• INSTRUÇÕES
(a) Reproduza fielmente a passagem do trecho sobre o Senado que vai de "Leonardo Wen/Folha Imagem" até "financiadores de campanha.".
(b) De acordo com o trecho sobre o Senado, qual é a duração do mandato de um senador brasileiro?

• TRECHO DO TEXTO
Casa é mais lenta do que a Câmara no momento de punir os seus integrantes

Rito é cheio de brechas para permitir ao acusado resistir até o último momento; houve tentativas de impedir renúncias desde 1994

Leonardo Wen/Folha Imagem
Pessoas caminham na escada do Congresso Nacional


FERNANDO RODRIGUES
DA SUCURSAL DE BRASÍLIA

A crise envolvendo Renan Calheiros acabou servindo para expor os defeitos do Senado como nunca se viu na história recente dessa que é conhecida como a Casa revisora do Congresso Nacional.
Os brasileiros interessados puderam assistir a sessões do Conselho de Ética do Senado com personagens desconhecidas. Em vez de ex-governadores ou políticos de renome, alguns suplentes sem voto dominaram o ambiente.
O Senado tem 81 senadores, três para cada uma das 27 unidades da Federação. São eleitos para longos mandatos de oito anos -nos Estados Unidos são só seis anos e dois eleitos por Estado. Os brasileiros também carregam consigo dois suplentes, em geral os seus financiadores de campanha.

• ITENS EXTRAÍDOS
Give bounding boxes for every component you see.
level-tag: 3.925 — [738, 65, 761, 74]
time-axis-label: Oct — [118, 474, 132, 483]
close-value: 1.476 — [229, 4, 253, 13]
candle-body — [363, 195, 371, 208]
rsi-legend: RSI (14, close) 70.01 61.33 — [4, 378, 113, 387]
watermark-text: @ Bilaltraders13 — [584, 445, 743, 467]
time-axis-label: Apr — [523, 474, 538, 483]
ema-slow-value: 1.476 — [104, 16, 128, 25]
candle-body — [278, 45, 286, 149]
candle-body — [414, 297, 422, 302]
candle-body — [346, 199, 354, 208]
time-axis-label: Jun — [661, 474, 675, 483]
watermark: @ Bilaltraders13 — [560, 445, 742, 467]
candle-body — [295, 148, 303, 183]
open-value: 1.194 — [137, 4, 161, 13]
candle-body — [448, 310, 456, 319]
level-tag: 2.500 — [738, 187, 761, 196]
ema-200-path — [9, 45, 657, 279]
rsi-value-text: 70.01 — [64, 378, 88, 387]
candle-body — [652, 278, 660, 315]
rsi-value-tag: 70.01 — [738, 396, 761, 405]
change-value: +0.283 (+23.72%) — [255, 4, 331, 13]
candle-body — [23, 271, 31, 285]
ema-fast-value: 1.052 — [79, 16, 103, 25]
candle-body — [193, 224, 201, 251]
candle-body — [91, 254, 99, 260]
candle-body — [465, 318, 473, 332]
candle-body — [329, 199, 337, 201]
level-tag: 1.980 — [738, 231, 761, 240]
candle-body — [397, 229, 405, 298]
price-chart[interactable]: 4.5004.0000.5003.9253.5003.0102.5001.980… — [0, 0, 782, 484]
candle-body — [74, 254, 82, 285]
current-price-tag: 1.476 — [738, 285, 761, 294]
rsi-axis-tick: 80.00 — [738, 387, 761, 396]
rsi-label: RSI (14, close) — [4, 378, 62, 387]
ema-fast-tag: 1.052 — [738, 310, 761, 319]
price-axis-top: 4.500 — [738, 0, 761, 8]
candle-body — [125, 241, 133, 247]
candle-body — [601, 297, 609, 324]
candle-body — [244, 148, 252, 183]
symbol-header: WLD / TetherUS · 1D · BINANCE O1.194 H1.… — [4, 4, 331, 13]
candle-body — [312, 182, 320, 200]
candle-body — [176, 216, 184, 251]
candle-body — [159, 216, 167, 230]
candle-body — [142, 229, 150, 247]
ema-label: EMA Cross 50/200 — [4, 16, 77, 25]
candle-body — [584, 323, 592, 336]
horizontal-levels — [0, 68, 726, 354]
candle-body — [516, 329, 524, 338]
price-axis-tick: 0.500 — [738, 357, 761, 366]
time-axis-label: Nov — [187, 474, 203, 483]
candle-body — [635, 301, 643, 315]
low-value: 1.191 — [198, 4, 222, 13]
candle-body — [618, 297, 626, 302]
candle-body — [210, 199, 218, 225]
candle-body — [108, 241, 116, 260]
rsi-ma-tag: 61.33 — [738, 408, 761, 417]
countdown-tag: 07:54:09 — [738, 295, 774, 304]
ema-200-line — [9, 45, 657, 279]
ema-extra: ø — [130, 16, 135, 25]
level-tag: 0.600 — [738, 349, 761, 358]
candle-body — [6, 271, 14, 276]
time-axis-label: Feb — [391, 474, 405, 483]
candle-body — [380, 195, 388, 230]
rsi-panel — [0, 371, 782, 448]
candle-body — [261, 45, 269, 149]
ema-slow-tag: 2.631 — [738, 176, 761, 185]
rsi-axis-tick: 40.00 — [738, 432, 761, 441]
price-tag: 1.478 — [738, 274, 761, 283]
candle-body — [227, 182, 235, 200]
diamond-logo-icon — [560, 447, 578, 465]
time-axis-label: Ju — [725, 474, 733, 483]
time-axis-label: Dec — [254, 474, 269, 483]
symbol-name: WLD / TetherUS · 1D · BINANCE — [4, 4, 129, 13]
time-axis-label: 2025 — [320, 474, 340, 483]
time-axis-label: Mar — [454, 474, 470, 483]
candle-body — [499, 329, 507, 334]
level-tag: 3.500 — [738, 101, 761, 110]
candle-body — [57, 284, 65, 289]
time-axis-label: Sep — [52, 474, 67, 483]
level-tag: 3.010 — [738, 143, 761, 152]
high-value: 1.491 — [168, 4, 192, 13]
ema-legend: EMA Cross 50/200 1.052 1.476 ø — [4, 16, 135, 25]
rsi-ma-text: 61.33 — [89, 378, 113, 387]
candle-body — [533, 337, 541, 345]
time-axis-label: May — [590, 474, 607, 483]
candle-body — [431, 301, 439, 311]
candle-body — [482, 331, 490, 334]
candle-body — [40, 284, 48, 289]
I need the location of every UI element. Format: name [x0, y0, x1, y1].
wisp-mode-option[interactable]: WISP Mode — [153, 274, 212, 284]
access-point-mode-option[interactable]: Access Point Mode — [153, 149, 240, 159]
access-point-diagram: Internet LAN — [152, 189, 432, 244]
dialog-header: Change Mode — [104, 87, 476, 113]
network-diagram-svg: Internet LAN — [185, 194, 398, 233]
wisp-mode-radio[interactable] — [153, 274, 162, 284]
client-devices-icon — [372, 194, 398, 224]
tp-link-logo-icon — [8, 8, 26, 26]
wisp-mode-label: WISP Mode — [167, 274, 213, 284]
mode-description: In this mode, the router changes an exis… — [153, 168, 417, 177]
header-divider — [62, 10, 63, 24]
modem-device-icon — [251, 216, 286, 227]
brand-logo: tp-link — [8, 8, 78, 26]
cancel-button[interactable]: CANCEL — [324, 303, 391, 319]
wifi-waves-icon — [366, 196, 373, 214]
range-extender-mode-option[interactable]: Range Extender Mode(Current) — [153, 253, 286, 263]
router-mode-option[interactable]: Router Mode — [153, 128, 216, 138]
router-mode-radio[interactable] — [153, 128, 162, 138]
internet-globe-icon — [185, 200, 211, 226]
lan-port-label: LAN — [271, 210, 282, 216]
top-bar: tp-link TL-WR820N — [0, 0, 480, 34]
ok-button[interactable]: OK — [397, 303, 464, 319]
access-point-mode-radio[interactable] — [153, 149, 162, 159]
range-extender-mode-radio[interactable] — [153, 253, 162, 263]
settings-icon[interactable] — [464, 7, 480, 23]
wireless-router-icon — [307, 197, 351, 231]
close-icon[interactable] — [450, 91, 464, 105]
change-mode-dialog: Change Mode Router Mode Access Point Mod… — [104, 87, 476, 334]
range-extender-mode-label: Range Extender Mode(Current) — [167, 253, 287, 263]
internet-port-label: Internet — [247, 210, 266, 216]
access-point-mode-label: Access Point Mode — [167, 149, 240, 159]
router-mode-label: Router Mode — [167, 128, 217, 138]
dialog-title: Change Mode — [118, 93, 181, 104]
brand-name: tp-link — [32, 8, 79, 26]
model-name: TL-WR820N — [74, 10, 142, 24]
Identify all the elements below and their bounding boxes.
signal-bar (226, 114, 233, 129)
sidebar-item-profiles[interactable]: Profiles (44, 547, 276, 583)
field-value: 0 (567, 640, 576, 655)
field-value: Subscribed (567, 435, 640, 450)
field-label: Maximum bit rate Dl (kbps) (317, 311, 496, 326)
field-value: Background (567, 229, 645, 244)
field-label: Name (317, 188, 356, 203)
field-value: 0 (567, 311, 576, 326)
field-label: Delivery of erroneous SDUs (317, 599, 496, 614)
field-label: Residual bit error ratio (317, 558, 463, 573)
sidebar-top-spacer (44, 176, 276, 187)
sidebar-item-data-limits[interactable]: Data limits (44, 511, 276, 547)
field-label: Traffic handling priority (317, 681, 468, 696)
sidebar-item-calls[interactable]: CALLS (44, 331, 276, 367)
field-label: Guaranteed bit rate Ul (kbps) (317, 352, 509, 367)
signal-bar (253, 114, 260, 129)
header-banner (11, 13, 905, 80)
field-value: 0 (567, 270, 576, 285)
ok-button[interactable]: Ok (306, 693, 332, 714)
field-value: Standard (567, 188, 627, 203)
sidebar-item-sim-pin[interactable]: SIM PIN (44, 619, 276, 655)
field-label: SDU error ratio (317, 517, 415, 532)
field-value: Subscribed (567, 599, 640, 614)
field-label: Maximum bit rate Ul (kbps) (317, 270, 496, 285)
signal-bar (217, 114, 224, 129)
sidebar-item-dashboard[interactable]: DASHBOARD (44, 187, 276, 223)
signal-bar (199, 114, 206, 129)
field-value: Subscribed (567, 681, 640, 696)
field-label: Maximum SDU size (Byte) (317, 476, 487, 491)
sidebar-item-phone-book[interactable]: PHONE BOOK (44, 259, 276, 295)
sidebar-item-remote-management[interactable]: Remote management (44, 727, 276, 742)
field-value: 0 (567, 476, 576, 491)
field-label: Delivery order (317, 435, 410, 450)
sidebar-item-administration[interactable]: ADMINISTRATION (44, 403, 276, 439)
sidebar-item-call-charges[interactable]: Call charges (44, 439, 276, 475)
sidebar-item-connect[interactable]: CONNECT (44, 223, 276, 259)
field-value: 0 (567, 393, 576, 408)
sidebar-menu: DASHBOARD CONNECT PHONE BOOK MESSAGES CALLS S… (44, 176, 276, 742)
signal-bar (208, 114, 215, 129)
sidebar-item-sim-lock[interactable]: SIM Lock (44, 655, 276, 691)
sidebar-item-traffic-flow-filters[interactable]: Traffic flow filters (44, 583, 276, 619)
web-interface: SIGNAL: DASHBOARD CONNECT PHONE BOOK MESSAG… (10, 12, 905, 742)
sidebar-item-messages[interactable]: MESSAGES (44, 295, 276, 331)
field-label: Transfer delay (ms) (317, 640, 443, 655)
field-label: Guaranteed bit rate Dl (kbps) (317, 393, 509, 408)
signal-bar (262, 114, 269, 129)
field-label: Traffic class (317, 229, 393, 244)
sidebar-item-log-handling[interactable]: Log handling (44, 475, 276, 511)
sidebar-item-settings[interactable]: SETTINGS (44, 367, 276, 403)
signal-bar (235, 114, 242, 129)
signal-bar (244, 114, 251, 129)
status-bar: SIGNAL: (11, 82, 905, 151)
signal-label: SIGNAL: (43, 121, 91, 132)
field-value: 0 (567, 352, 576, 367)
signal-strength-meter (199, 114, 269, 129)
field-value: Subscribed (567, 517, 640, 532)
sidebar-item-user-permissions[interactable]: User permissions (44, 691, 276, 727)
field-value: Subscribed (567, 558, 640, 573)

• RESPOSTAS ÀS TAREFAS
(a)
Leonardo Wen/Folha Imagem
Pessoas caminham na escada do Congresso Nacional


FERNANDO RODRIGUES
DA SUCURSAL DE BRASÍLIA

A crise envolvendo Renan Calheiros acabou servindo para expor os defeitos do Senado como nunca se viu na história recente dessa que é conhecida como a Casa revisora do Congresso Nacional.
Os brasileiros interessados puderam assistir a sessões do Conselho de Ética do Senado com personagens desconhecidas. Em vez de ex-governadores ou políticos de renome, alguns suplentes sem voto dominaram o ambiente.
O Senado tem 81 senadores, três para cada uma das 27 unidades da Federação. São eleitos para longos mandatos de oito anos -nos Estados Unidos são só seis anos e dois eleitos por Estado. Os brasileiros também carregam consigo dois suplentes, em geral os seus financiadores de campanha.

(b) Oito anos.